▶ [DIRECTIONS]
Search the records below for the word "label". Pull out each line that has it.

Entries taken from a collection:
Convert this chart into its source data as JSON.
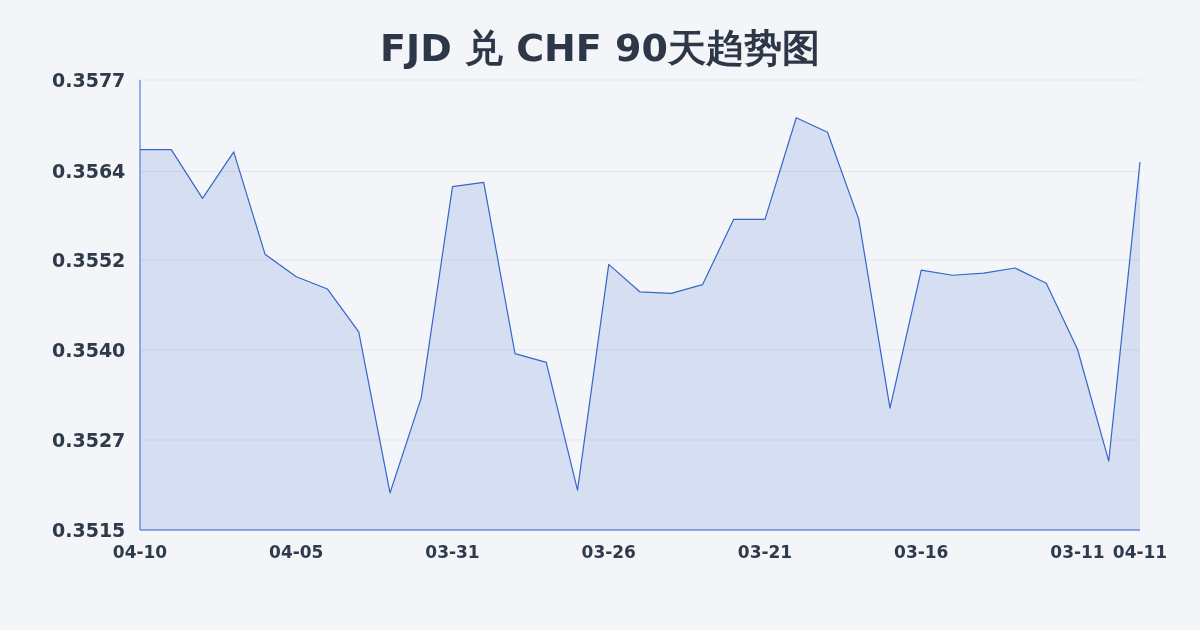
{
  "chart_data": {
    "type": "area",
    "title": "FJD 兑 CHF 90天趋势图",
    "categories": [
      "04-10",
      null,
      null,
      null,
      null,
      "04-05",
      null,
      null,
      null,
      null,
      "03-31",
      null,
      null,
      null,
      null,
      "03-26",
      null,
      null,
      null,
      null,
      "03-21",
      null,
      null,
      null,
      null,
      "03-16",
      null,
      null,
      null,
      null,
      "03-11",
      null,
      "04-11"
    ],
    "values": [
      0.35674,
      0.35674,
      0.35607,
      0.35671,
      0.3553,
      0.35499,
      0.35482,
      0.35423,
      0.35201,
      0.35332,
      0.35623,
      0.35629,
      0.35393,
      0.35381,
      0.35205,
      0.35516,
      0.35478,
      0.35476,
      0.35488,
      0.35578,
      0.35578,
      0.35718,
      0.35698,
      0.35578,
      0.35318,
      0.35508,
      0.35501,
      0.35504,
      0.35511,
      0.3549,
      0.35399,
      0.35245,
      0.35657
    ],
    "color": "#3566cc",
    "ylim": [
      0.3515,
      0.3577
    ],
    "yticks": [
      {
        "value": 0.3515,
        "label": "0.3515"
      },
      {
        "value": 0.35274,
        "label": "0.3527"
      },
      {
        "value": 0.35398,
        "label": "0.3540"
      },
      {
        "value": 0.35522,
        "label": "0.3552"
      },
      {
        "value": 0.35644,
        "label": "0.3564"
      },
      {
        "value": 0.3577,
        "label": "0.3577"
      }
    ],
    "grid": "y"
  }
}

▶ [WRITTEN SOLUTION]
        "label": "0.3515"
        "label": "0.3527"
        "label": "0.3540"
        "label": "0.3552"
        "label": "0.3564"
        "label": "0.3577"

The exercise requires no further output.